DIRECTIONS »
Extract every line that contains the string "content".

ROWS »
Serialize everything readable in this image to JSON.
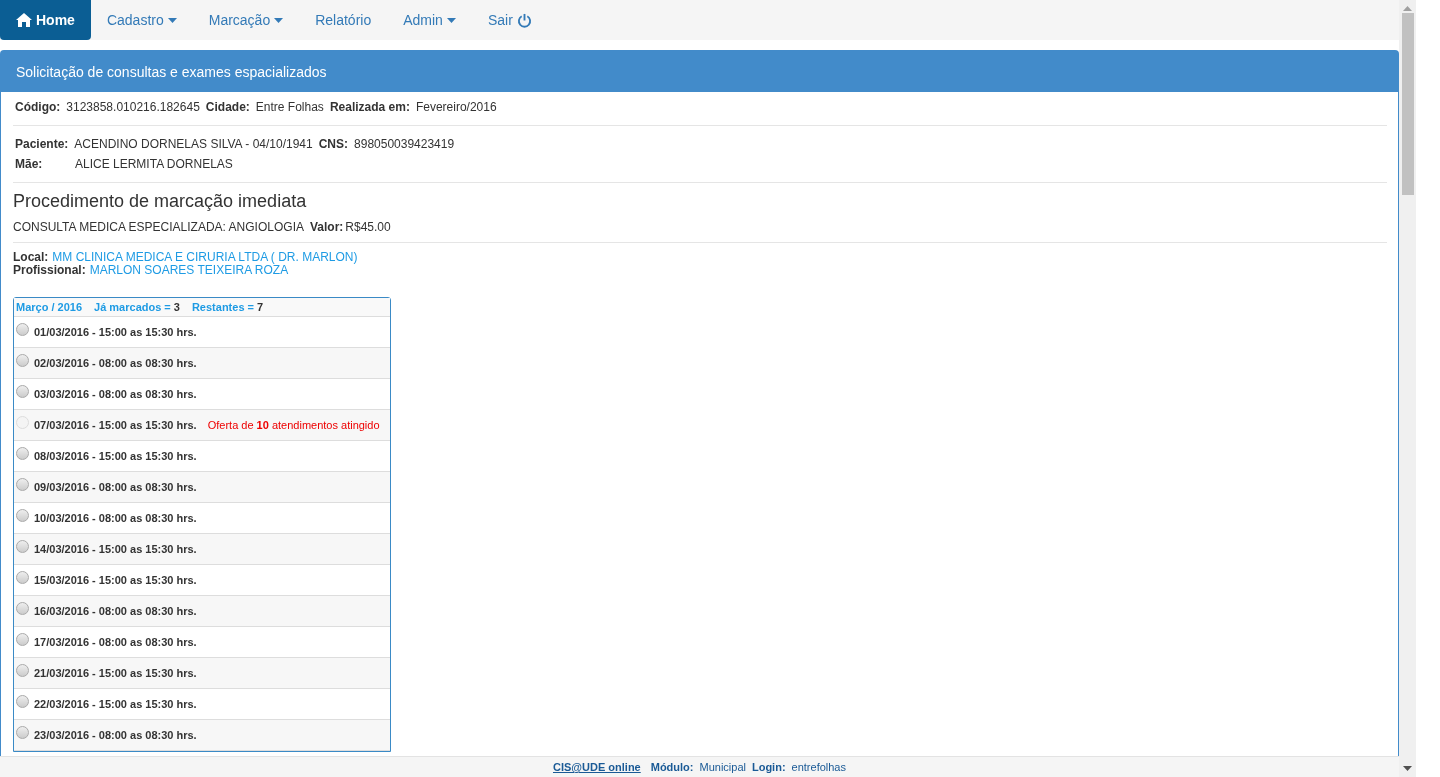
{
  "navbar": {
    "items": [
      {
        "label": "Home",
        "kind": "home",
        "selected": true
      },
      {
        "label": "Cadastro",
        "kind": "dropdown",
        "selected": false
      },
      {
        "label": "Marcação",
        "kind": "dropdown",
        "selected": false
      },
      {
        "label": "Relatório",
        "kind": "link",
        "selected": false
      },
      {
        "label": "Admin",
        "kind": "dropdown",
        "selected": false
      },
      {
        "label": "Sair",
        "kind": "power",
        "selected": false
      }
    ]
  },
  "panel": {
    "title": "Solicitação de consultas e exames espacializados",
    "request": [
      {
        "label": "Código:",
        "value": "3123858.010216.182645"
      },
      {
        "label": "Cidade:",
        "value": "Entre Folhas"
      },
      {
        "label": "Realizada em:",
        "value": "Fevereiro/2016"
      }
    ],
    "patient": [
      {
        "label": "Paciente:",
        "value": "ACENDINO DORNELAS SILVA - 04/10/1941"
      },
      {
        "label": "CNS:",
        "value": "898050039423419"
      }
    ],
    "mother": {
      "label": "Mãe:",
      "value": "ALICE LERMITA DORNELAS"
    },
    "procedure": {
      "heading": "Procedimento de marcação imediata",
      "name": "CONSULTA MEDICA ESPECIALIZADA: ANGIOLOGIA",
      "price_label": "Valor:",
      "price": "R$45.00"
    },
    "location": {
      "label": "Local:",
      "value": "MM CLINICA MEDICA E CIRURIA LTDA ( DR. MARLON)"
    },
    "professional": {
      "label": "Profissional:",
      "value": "MARLON SOARES TEIXEIRA ROZA"
    },
    "schedule": {
      "month": "Março / 2016",
      "booked_label": "Já marcados =",
      "booked": "3",
      "remaining_label": "Restantes =",
      "remaining": "7",
      "slots": [
        {
          "text": "01/03/2016 - 15:00 as 15:30 hrs.",
          "disabled": false
        },
        {
          "text": "02/03/2016 - 08:00 as 08:30 hrs.",
          "disabled": false
        },
        {
          "text": "03/03/2016 - 08:00 as 08:30 hrs.",
          "disabled": false
        },
        {
          "text": "07/03/2016 - 15:00 as 15:30 hrs.",
          "disabled": true,
          "note": "Oferta de **10** atendimentos atingido"
        },
        {
          "text": "08/03/2016 - 15:00 as 15:30 hrs.",
          "disabled": false
        },
        {
          "text": "09/03/2016 - 08:00 as 08:30 hrs.",
          "disabled": false
        },
        {
          "text": "10/03/2016 - 08:00 as 08:30 hrs.",
          "disabled": false
        },
        {
          "text": "14/03/2016 - 15:00 as 15:30 hrs.",
          "disabled": false
        },
        {
          "text": "15/03/2016 - 15:00 as 15:30 hrs.",
          "disabled": false
        },
        {
          "text": "16/03/2016 - 08:00 as 08:30 hrs.",
          "disabled": false
        },
        {
          "text": "17/03/2016 - 08:00 as 08:30 hrs.",
          "disabled": false
        },
        {
          "text": "21/03/2016 - 15:00 as 15:30 hrs.",
          "disabled": false
        },
        {
          "text": "22/03/2016 - 15:00 as 15:30 hrs.",
          "disabled": false
        },
        {
          "text": "23/03/2016 - 08:00 as 08:30 hrs.",
          "disabled": false
        }
      ]
    }
  },
  "footer": {
    "link": "CIS@UDE online",
    "module_label": "Módulo:",
    "module": "Municipal",
    "login_label": "Login:",
    "login": "entrefolhas"
  }
}
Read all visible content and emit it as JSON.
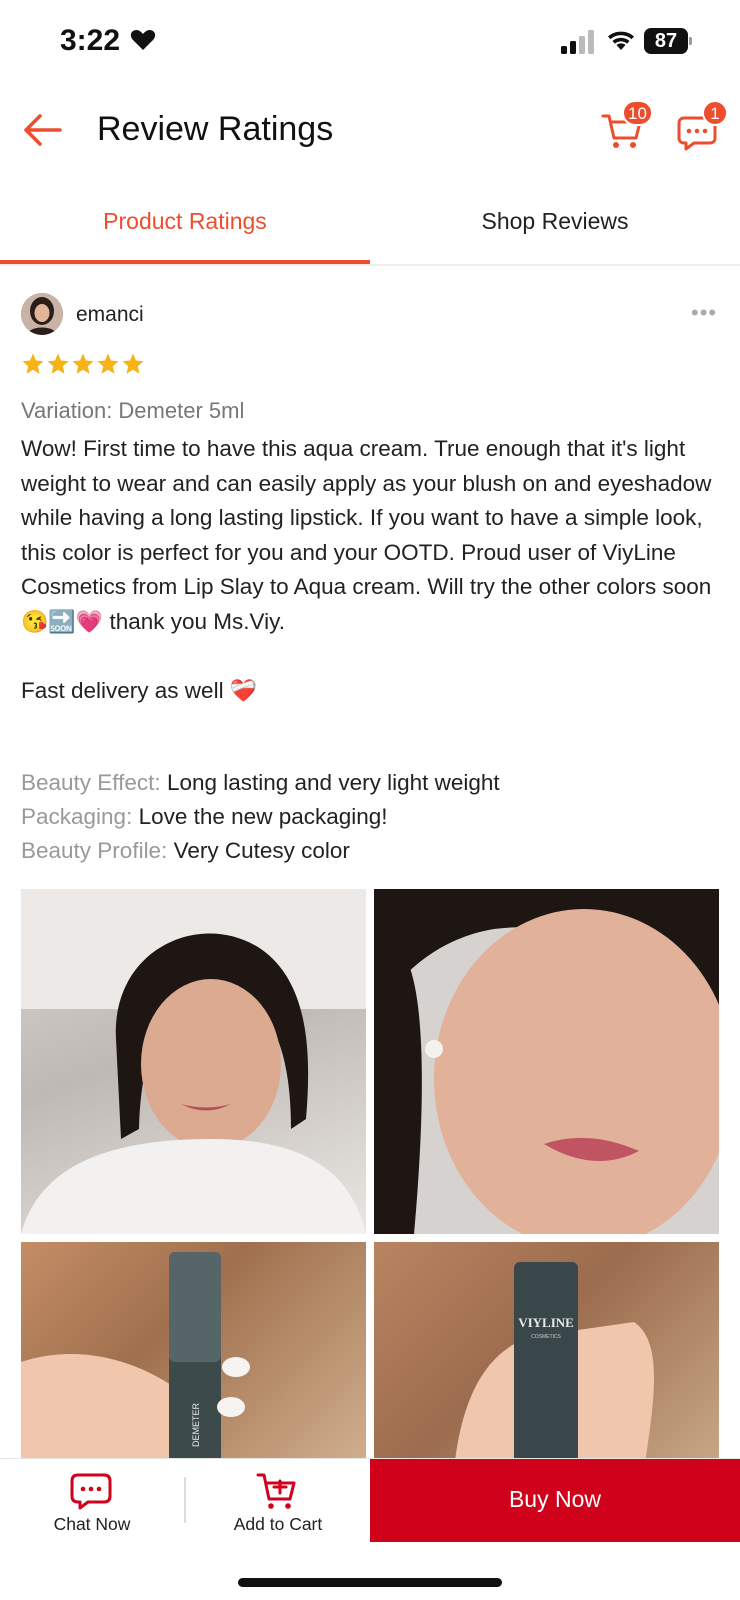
{
  "status_bar": {
    "time": "3:22",
    "battery": "87",
    "icons": [
      "heart-icon",
      "signal-icon",
      "wifi-icon",
      "battery-icon"
    ]
  },
  "header": {
    "title": "Review Ratings",
    "cart_badge": "10",
    "chat_badge": "1",
    "icons": [
      "back-arrow-icon",
      "cart-icon",
      "chat-icon"
    ]
  },
  "tabs": [
    {
      "label": "Product Ratings",
      "active": true
    },
    {
      "label": "Shop Reviews",
      "active": false
    }
  ],
  "review": {
    "username": "emanci",
    "rating": 5,
    "rating_max": 5,
    "variation": "Variation: Demeter 5ml",
    "text_part1": "Wow! First time to have this aqua cream. True enough that it's light weight to wear and can easily apply as your blush on and eyeshadow while having a long lasting lipstick. If you want to have a simple look, this color is perfect for you and your OOTD. Proud user of ViyLine Cosmetics from Lip Slay to Aqua cream. Will try the other colors soon",
    "emojis": "😘🔜💗",
    "text_part2": "thank you Ms.Viy.",
    "text_part3": "Fast delivery as well",
    "text_part3_emoji": "❤️‍🩹",
    "attributes": [
      {
        "label": "Beauty Effect:",
        "value": "Long lasting and very light weight"
      },
      {
        "label": "Packaging:",
        "value": "Love the new packaging!"
      },
      {
        "label": "Beauty Profile:",
        "value": "Very Cutesy color"
      }
    ],
    "photos": [
      "selfie-photo-1",
      "selfie-photo-2",
      "lipstick-photo-1",
      "lipstick-photo-2"
    ],
    "lipstick_text_1": "DEMETER",
    "lipstick_text_2": "VIYLINE",
    "lipstick_text_2_sub": "COSMETICS"
  },
  "bottom_bar": {
    "chat_now": "Chat Now",
    "add_to_cart": "Add to Cart",
    "buy_now": "Buy Now"
  },
  "colors": {
    "accent": "#ee4d2d",
    "buy_now_bg": "#d0011b",
    "star": "#f6b316"
  }
}
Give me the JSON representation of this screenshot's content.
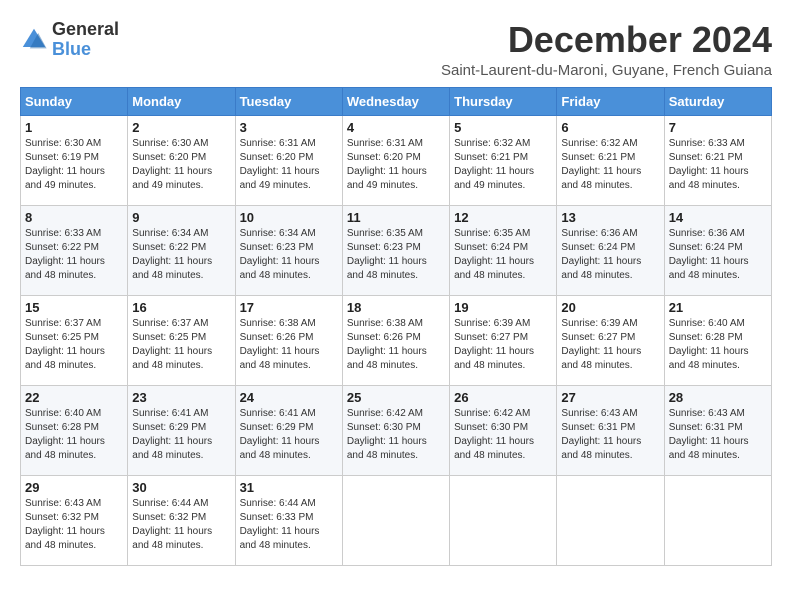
{
  "logo": {
    "general": "General",
    "blue": "Blue"
  },
  "title": "December 2024",
  "subtitle": "Saint-Laurent-du-Maroni, Guyane, French Guiana",
  "days_of_week": [
    "Sunday",
    "Monday",
    "Tuesday",
    "Wednesday",
    "Thursday",
    "Friday",
    "Saturday"
  ],
  "weeks": [
    [
      {
        "day": "1",
        "sunrise": "6:30 AM",
        "sunset": "6:19 PM",
        "daylight": "11 hours and 49 minutes."
      },
      {
        "day": "2",
        "sunrise": "6:30 AM",
        "sunset": "6:20 PM",
        "daylight": "11 hours and 49 minutes."
      },
      {
        "day": "3",
        "sunrise": "6:31 AM",
        "sunset": "6:20 PM",
        "daylight": "11 hours and 49 minutes."
      },
      {
        "day": "4",
        "sunrise": "6:31 AM",
        "sunset": "6:20 PM",
        "daylight": "11 hours and 49 minutes."
      },
      {
        "day": "5",
        "sunrise": "6:32 AM",
        "sunset": "6:21 PM",
        "daylight": "11 hours and 49 minutes."
      },
      {
        "day": "6",
        "sunrise": "6:32 AM",
        "sunset": "6:21 PM",
        "daylight": "11 hours and 48 minutes."
      },
      {
        "day": "7",
        "sunrise": "6:33 AM",
        "sunset": "6:21 PM",
        "daylight": "11 hours and 48 minutes."
      }
    ],
    [
      {
        "day": "8",
        "sunrise": "6:33 AM",
        "sunset": "6:22 PM",
        "daylight": "11 hours and 48 minutes."
      },
      {
        "day": "9",
        "sunrise": "6:34 AM",
        "sunset": "6:22 PM",
        "daylight": "11 hours and 48 minutes."
      },
      {
        "day": "10",
        "sunrise": "6:34 AM",
        "sunset": "6:23 PM",
        "daylight": "11 hours and 48 minutes."
      },
      {
        "day": "11",
        "sunrise": "6:35 AM",
        "sunset": "6:23 PM",
        "daylight": "11 hours and 48 minutes."
      },
      {
        "day": "12",
        "sunrise": "6:35 AM",
        "sunset": "6:24 PM",
        "daylight": "11 hours and 48 minutes."
      },
      {
        "day": "13",
        "sunrise": "6:36 AM",
        "sunset": "6:24 PM",
        "daylight": "11 hours and 48 minutes."
      },
      {
        "day": "14",
        "sunrise": "6:36 AM",
        "sunset": "6:24 PM",
        "daylight": "11 hours and 48 minutes."
      }
    ],
    [
      {
        "day": "15",
        "sunrise": "6:37 AM",
        "sunset": "6:25 PM",
        "daylight": "11 hours and 48 minutes."
      },
      {
        "day": "16",
        "sunrise": "6:37 AM",
        "sunset": "6:25 PM",
        "daylight": "11 hours and 48 minutes."
      },
      {
        "day": "17",
        "sunrise": "6:38 AM",
        "sunset": "6:26 PM",
        "daylight": "11 hours and 48 minutes."
      },
      {
        "day": "18",
        "sunrise": "6:38 AM",
        "sunset": "6:26 PM",
        "daylight": "11 hours and 48 minutes."
      },
      {
        "day": "19",
        "sunrise": "6:39 AM",
        "sunset": "6:27 PM",
        "daylight": "11 hours and 48 minutes."
      },
      {
        "day": "20",
        "sunrise": "6:39 AM",
        "sunset": "6:27 PM",
        "daylight": "11 hours and 48 minutes."
      },
      {
        "day": "21",
        "sunrise": "6:40 AM",
        "sunset": "6:28 PM",
        "daylight": "11 hours and 48 minutes."
      }
    ],
    [
      {
        "day": "22",
        "sunrise": "6:40 AM",
        "sunset": "6:28 PM",
        "daylight": "11 hours and 48 minutes."
      },
      {
        "day": "23",
        "sunrise": "6:41 AM",
        "sunset": "6:29 PM",
        "daylight": "11 hours and 48 minutes."
      },
      {
        "day": "24",
        "sunrise": "6:41 AM",
        "sunset": "6:29 PM",
        "daylight": "11 hours and 48 minutes."
      },
      {
        "day": "25",
        "sunrise": "6:42 AM",
        "sunset": "6:30 PM",
        "daylight": "11 hours and 48 minutes."
      },
      {
        "day": "26",
        "sunrise": "6:42 AM",
        "sunset": "6:30 PM",
        "daylight": "11 hours and 48 minutes."
      },
      {
        "day": "27",
        "sunrise": "6:43 AM",
        "sunset": "6:31 PM",
        "daylight": "11 hours and 48 minutes."
      },
      {
        "day": "28",
        "sunrise": "6:43 AM",
        "sunset": "6:31 PM",
        "daylight": "11 hours and 48 minutes."
      }
    ],
    [
      {
        "day": "29",
        "sunrise": "6:43 AM",
        "sunset": "6:32 PM",
        "daylight": "11 hours and 48 minutes."
      },
      {
        "day": "30",
        "sunrise": "6:44 AM",
        "sunset": "6:32 PM",
        "daylight": "11 hours and 48 minutes."
      },
      {
        "day": "31",
        "sunrise": "6:44 AM",
        "sunset": "6:33 PM",
        "daylight": "11 hours and 48 minutes."
      },
      null,
      null,
      null,
      null
    ]
  ]
}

REPLY »
Read all visible content and emit it as JSON.
Give me the JSON representation of this screenshot's content.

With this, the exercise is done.